- BRIEF -
Omit the pictures and return every entry exactly as written.

- INPUT DATA -
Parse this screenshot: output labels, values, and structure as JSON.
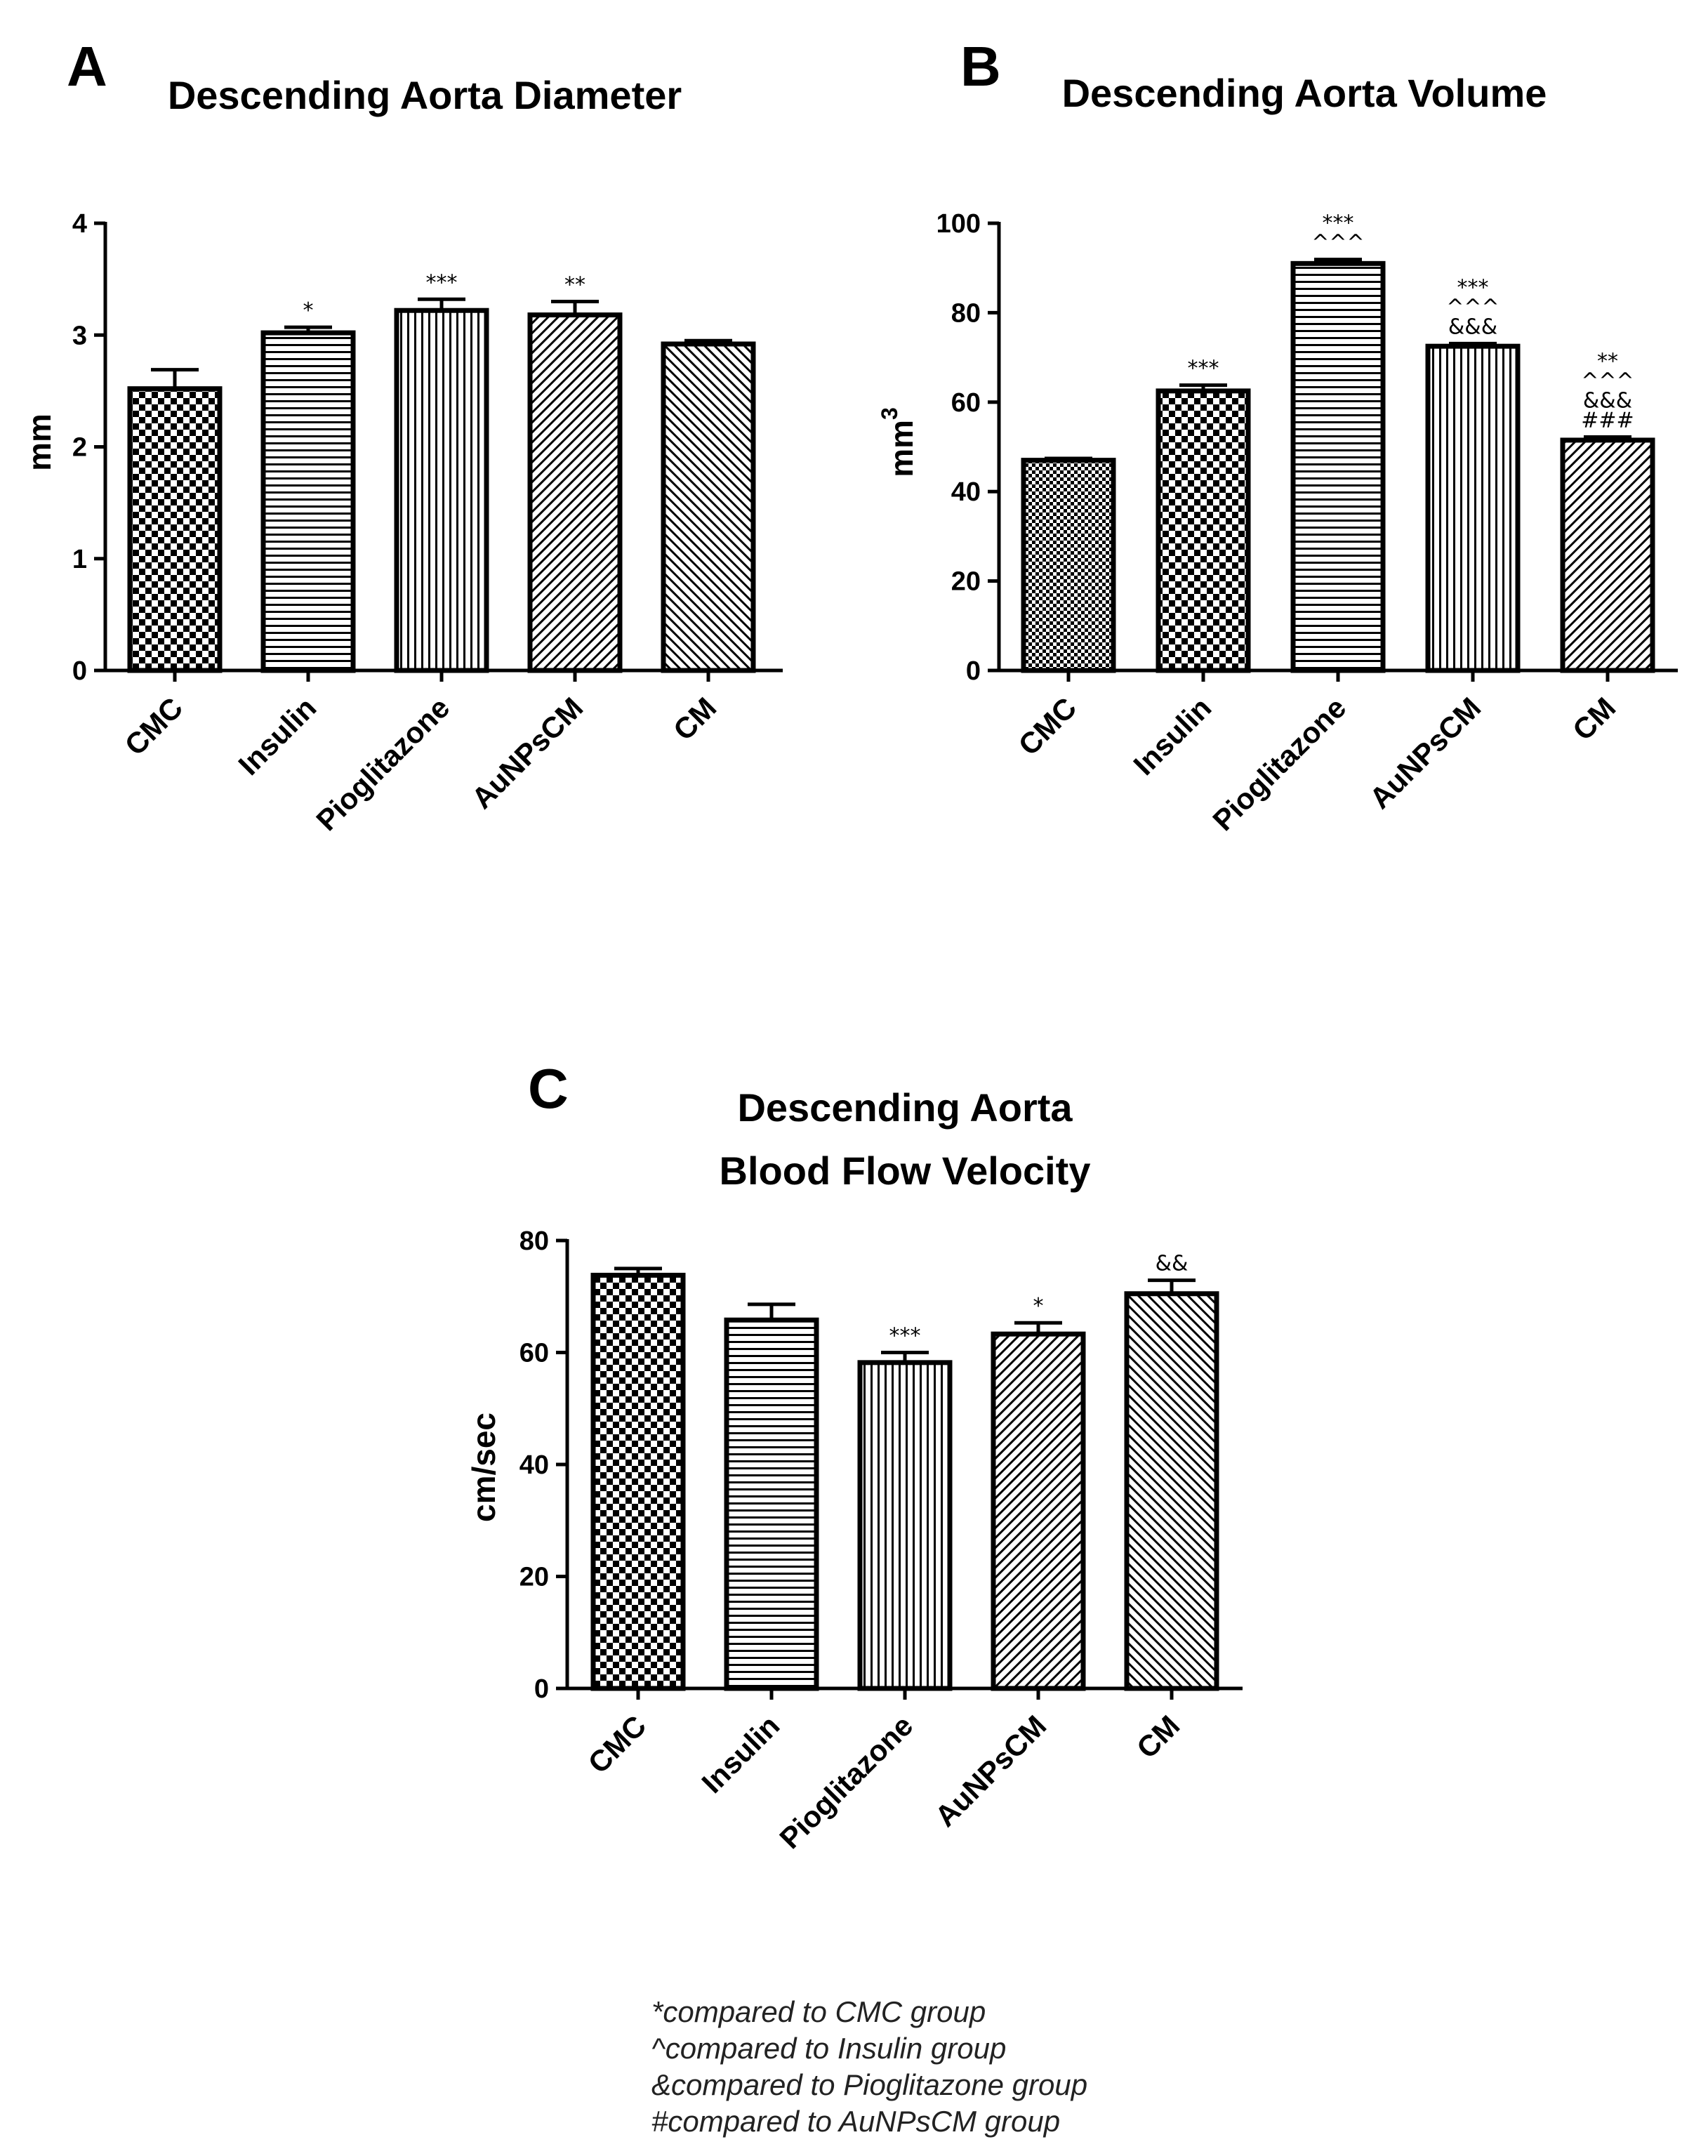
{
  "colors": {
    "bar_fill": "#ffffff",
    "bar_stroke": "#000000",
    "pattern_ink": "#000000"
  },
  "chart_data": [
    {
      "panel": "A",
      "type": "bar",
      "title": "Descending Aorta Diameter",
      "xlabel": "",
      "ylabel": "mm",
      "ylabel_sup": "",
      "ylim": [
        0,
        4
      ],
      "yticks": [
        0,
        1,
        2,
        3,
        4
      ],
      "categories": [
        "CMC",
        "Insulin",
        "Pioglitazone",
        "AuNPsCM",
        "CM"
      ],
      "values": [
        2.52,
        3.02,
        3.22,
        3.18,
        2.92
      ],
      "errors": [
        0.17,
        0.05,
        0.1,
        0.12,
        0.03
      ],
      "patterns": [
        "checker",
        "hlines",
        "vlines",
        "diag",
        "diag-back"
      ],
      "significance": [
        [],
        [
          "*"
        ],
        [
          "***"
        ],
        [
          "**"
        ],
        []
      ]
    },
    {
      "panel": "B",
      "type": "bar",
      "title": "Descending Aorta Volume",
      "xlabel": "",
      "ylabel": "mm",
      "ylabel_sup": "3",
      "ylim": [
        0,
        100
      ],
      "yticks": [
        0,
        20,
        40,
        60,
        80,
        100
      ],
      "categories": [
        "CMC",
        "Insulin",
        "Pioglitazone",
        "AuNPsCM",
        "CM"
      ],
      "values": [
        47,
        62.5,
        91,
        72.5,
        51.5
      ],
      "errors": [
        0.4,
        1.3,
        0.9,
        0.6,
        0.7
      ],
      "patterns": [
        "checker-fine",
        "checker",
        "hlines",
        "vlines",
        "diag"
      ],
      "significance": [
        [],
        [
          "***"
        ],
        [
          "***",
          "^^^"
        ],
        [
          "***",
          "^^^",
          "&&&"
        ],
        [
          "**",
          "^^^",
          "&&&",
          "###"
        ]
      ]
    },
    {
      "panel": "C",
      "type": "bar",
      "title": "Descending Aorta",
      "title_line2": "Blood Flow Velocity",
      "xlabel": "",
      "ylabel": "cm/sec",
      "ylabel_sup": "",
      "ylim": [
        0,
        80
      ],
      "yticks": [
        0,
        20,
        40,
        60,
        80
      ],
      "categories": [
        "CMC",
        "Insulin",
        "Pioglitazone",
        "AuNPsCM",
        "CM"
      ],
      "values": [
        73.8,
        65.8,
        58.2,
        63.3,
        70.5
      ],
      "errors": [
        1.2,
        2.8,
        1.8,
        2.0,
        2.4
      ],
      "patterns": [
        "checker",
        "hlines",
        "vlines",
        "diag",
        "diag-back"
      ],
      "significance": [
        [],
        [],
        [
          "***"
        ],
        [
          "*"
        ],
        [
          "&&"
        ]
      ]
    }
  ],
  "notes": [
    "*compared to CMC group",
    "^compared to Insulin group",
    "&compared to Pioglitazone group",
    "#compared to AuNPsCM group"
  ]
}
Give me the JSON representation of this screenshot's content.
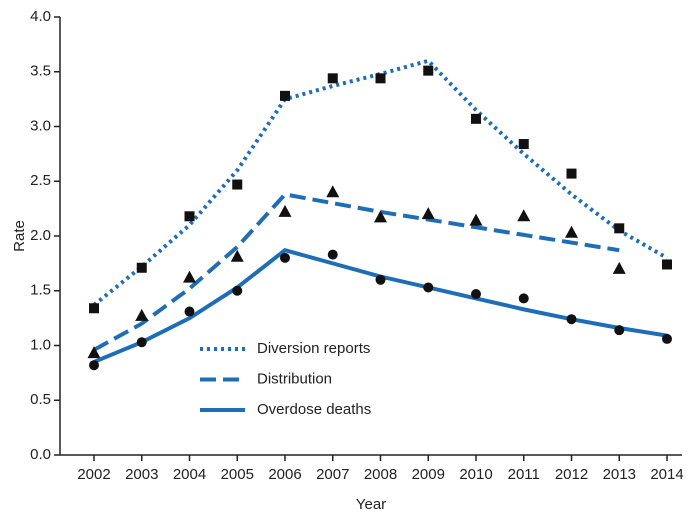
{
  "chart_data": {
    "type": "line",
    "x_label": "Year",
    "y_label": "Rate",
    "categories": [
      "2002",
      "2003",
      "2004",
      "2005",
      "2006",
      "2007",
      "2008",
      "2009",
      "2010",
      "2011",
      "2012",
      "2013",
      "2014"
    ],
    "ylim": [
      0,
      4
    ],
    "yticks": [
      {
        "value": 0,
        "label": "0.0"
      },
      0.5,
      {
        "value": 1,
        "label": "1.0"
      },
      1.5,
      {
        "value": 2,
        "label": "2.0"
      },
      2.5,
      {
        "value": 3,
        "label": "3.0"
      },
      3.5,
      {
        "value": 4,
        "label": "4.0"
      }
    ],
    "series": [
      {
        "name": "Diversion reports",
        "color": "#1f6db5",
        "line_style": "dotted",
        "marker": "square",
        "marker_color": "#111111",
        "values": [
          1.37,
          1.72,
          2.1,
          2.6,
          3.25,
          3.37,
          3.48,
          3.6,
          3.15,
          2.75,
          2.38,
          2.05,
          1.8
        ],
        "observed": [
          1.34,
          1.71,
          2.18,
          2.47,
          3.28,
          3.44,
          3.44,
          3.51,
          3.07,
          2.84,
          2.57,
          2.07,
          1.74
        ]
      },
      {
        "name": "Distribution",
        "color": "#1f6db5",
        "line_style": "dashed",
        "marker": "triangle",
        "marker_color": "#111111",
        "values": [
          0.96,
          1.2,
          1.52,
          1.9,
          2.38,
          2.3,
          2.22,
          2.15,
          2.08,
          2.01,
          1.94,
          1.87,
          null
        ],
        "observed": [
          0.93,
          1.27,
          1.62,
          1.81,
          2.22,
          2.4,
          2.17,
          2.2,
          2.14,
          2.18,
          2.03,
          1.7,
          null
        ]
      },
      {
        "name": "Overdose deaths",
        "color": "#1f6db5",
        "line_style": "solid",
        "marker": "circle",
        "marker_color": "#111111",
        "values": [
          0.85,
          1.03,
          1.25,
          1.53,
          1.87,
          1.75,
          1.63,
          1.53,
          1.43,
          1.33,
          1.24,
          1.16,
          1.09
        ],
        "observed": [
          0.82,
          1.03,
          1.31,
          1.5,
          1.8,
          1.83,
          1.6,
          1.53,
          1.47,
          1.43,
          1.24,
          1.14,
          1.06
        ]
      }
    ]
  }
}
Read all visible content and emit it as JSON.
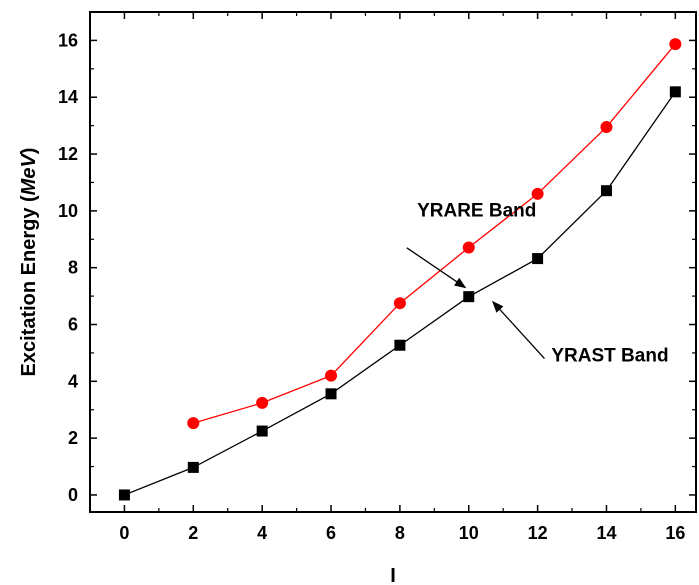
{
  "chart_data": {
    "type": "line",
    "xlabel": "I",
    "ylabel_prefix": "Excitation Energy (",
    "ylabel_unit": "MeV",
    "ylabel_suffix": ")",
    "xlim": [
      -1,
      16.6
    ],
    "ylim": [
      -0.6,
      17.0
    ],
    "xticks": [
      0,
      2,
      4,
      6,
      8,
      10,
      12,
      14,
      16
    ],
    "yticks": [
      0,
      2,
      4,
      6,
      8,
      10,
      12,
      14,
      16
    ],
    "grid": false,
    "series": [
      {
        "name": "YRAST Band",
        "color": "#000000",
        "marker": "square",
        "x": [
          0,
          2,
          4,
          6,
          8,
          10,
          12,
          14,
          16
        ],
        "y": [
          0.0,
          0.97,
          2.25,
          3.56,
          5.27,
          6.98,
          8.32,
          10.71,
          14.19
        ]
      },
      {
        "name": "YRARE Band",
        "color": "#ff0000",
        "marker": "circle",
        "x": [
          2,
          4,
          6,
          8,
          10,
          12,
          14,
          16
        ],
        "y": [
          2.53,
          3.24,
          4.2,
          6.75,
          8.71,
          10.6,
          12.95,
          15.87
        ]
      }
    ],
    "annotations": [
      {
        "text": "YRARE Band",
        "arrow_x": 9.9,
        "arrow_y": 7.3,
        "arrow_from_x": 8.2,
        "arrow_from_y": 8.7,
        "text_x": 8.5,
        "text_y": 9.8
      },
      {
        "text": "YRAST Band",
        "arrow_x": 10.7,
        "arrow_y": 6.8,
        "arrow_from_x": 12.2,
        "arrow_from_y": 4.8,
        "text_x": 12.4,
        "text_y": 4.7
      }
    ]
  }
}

- COMPLETE OUTPUT -
Parse this screenshot: output labels, values, and structure as JSON.
{
  "colors": {
    "bar_fill": "#ffffff",
    "bar_stroke": "#000000",
    "pattern_ink": "#000000"
  },
  "chart_data": [
    {
      "panel": "A",
      "type": "bar",
      "title": "Descending Aorta Diameter",
      "xlabel": "",
      "ylabel": "mm",
      "ylabel_sup": "",
      "ylim": [
        0,
        4
      ],
      "yticks": [
        0,
        1,
        2,
        3,
        4
      ],
      "categories": [
        "CMC",
        "Insulin",
        "Pioglitazone",
        "AuNPsCM",
        "CM"
      ],
      "values": [
        2.52,
        3.02,
        3.22,
        3.18,
        2.92
      ],
      "errors": [
        0.17,
        0.05,
        0.1,
        0.12,
        0.03
      ],
      "patterns": [
        "checker",
        "hlines",
        "vlines",
        "diag",
        "diag-back"
      ],
      "significance": [
        [],
        [
          "*"
        ],
        [
          "***"
        ],
        [
          "**"
        ],
        []
      ]
    },
    {
      "panel": "B",
      "type": "bar",
      "title": "Descending Aorta Volume",
      "xlabel": "",
      "ylabel": "mm",
      "ylabel_sup": "3",
      "ylim": [
        0,
        100
      ],
      "yticks": [
        0,
        20,
        40,
        60,
        80,
        100
      ],
      "categories": [
        "CMC",
        "Insulin",
        "Pioglitazone",
        "AuNPsCM",
        "CM"
      ],
      "values": [
        47,
        62.5,
        91,
        72.5,
        51.5
      ],
      "errors": [
        0.4,
        1.3,
        0.9,
        0.6,
        0.7
      ],
      "patterns": [
        "checker-fine",
        "checker",
        "hlines",
        "vlines",
        "diag"
      ],
      "significance": [
        [],
        [
          "***"
        ],
        [
          "***",
          "^^^"
        ],
        [
          "***",
          "^^^",
          "&&&"
        ],
        [
          "**",
          "^^^",
          "&&&",
          "###"
        ]
      ]
    },
    {
      "panel": "C",
      "type": "bar",
      "title": "Descending Aorta",
      "title_line2": "Blood Flow Velocity",
      "xlabel": "",
      "ylabel": "cm/sec",
      "ylabel_sup": "",
      "ylim": [
        0,
        80
      ],
      "yticks": [
        0,
        20,
        40,
        60,
        80
      ],
      "categories": [
        "CMC",
        "Insulin",
        "Pioglitazone",
        "AuNPsCM",
        "CM"
      ],
      "values": [
        73.8,
        65.8,
        58.2,
        63.3,
        70.5
      ],
      "errors": [
        1.2,
        2.8,
        1.8,
        2.0,
        2.4
      ],
      "patterns": [
        "checker",
        "hlines",
        "vlines",
        "diag",
        "diag-back"
      ],
      "significance": [
        [],
        [],
        [
          "***"
        ],
        [
          "*"
        ],
        [
          "&&"
        ]
      ]
    }
  ],
  "notes": [
    "*compared to CMC group",
    "^compared to Insulin group",
    "&compared to Pioglitazone group",
    "#compared to AuNPsCM group"
  ]
}
Give me the JSON representation of this screenshot's content.
{
  "chart_data": {
    "type": "line",
    "x_label": "Year",
    "y_label": "Rate",
    "categories": [
      "2002",
      "2003",
      "2004",
      "2005",
      "2006",
      "2007",
      "2008",
      "2009",
      "2010",
      "2011",
      "2012",
      "2013",
      "2014"
    ],
    "ylim": [
      0,
      4
    ],
    "yticks": [
      {
        "value": 0,
        "label": "0.0"
      },
      0.5,
      {
        "value": 1,
        "label": "1.0"
      },
      1.5,
      {
        "value": 2,
        "label": "2.0"
      },
      2.5,
      {
        "value": 3,
        "label": "3.0"
      },
      3.5,
      {
        "value": 4,
        "label": "4.0"
      }
    ],
    "series": [
      {
        "name": "Diversion reports",
        "color": "#1f6db5",
        "line_style": "dotted",
        "marker": "square",
        "marker_color": "#111111",
        "values": [
          1.37,
          1.72,
          2.1,
          2.6,
          3.25,
          3.37,
          3.48,
          3.6,
          3.15,
          2.75,
          2.38,
          2.05,
          1.8
        ],
        "observed": [
          1.34,
          1.71,
          2.18,
          2.47,
          3.28,
          3.44,
          3.44,
          3.51,
          3.07,
          2.84,
          2.57,
          2.07,
          1.74
        ]
      },
      {
        "name": "Distribution",
        "color": "#1f6db5",
        "line_style": "dashed",
        "marker": "triangle",
        "marker_color": "#111111",
        "values": [
          0.96,
          1.2,
          1.52,
          1.9,
          2.38,
          2.3,
          2.22,
          2.15,
          2.08,
          2.01,
          1.94,
          1.87,
          null
        ],
        "observed": [
          0.93,
          1.27,
          1.62,
          1.81,
          2.22,
          2.4,
          2.17,
          2.2,
          2.14,
          2.18,
          2.03,
          1.7,
          null
        ]
      },
      {
        "name": "Overdose deaths",
        "color": "#1f6db5",
        "line_style": "solid",
        "marker": "circle",
        "marker_color": "#111111",
        "values": [
          0.85,
          1.03,
          1.25,
          1.53,
          1.87,
          1.75,
          1.63,
          1.53,
          1.43,
          1.33,
          1.24,
          1.16,
          1.09
        ],
        "observed": [
          0.82,
          1.03,
          1.31,
          1.5,
          1.8,
          1.83,
          1.6,
          1.53,
          1.47,
          1.43,
          1.24,
          1.14,
          1.06
        ]
      }
    ]
  }
}
Read all visible content and emit it as JSON.
{
  "chart_data": {
    "type": "line",
    "xlabel": "I",
    "ylabel_prefix": "Excitation Energy (",
    "ylabel_unit": "MeV",
    "ylabel_suffix": ")",
    "xlim": [
      -1,
      16.6
    ],
    "ylim": [
      -0.6,
      17.0
    ],
    "xticks": [
      0,
      2,
      4,
      6,
      8,
      10,
      12,
      14,
      16
    ],
    "yticks": [
      0,
      2,
      4,
      6,
      8,
      10,
      12,
      14,
      16
    ],
    "grid": false,
    "series": [
      {
        "name": "YRAST Band",
        "color": "#000000",
        "marker": "square",
        "x": [
          0,
          2,
          4,
          6,
          8,
          10,
          12,
          14,
          16
        ],
        "y": [
          0.0,
          0.97,
          2.25,
          3.56,
          5.27,
          6.98,
          8.32,
          10.71,
          14.19
        ]
      },
      {
        "name": "YRARE Band",
        "color": "#ff0000",
        "marker": "circle",
        "x": [
          2,
          4,
          6,
          8,
          10,
          12,
          14,
          16
        ],
        "y": [
          2.53,
          3.24,
          4.2,
          6.75,
          8.71,
          10.6,
          12.95,
          15.87
        ]
      }
    ],
    "annotations": [
      {
        "text": "YRARE Band",
        "arrow_x": 9.9,
        "arrow_y": 7.3,
        "arrow_from_x": 8.2,
        "arrow_from_y": 8.7,
        "text_x": 8.5,
        "text_y": 9.8
      },
      {
        "text": "YRAST Band",
        "arrow_x": 10.7,
        "arrow_y": 6.8,
        "arrow_from_x": 12.2,
        "arrow_from_y": 4.8,
        "text_x": 12.4,
        "text_y": 4.7
      }
    ]
  }
}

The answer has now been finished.